Record excerpts:
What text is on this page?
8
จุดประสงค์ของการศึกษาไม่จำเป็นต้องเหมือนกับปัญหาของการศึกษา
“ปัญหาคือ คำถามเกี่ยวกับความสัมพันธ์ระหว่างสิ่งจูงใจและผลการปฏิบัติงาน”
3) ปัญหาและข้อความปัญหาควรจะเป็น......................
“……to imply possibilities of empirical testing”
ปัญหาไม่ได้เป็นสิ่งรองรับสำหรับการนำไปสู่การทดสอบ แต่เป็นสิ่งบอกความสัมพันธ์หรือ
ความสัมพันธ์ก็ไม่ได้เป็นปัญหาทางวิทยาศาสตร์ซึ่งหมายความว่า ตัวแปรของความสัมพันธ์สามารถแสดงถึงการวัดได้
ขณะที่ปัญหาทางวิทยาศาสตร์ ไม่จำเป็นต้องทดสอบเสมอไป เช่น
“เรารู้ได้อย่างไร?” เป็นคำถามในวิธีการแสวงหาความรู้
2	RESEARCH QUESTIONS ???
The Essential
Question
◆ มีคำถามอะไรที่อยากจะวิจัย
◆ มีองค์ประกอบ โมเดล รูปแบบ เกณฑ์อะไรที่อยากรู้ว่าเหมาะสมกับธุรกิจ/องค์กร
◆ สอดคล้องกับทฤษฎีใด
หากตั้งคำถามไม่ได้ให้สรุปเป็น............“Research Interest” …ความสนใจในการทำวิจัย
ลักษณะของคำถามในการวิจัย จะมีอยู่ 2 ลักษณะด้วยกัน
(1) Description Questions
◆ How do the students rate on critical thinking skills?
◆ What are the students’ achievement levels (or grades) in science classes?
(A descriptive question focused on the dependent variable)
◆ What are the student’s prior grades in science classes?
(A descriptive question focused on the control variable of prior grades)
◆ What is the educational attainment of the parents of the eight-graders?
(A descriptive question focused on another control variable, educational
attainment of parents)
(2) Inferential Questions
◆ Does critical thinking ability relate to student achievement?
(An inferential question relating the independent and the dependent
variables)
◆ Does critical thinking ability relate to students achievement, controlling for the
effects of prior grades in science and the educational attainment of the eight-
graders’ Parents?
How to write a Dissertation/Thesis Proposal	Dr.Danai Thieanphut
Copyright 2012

Work instructions:
Find the number of lines in which the word "descriptive" occurs, and write nothing but that number.

Written solution:
3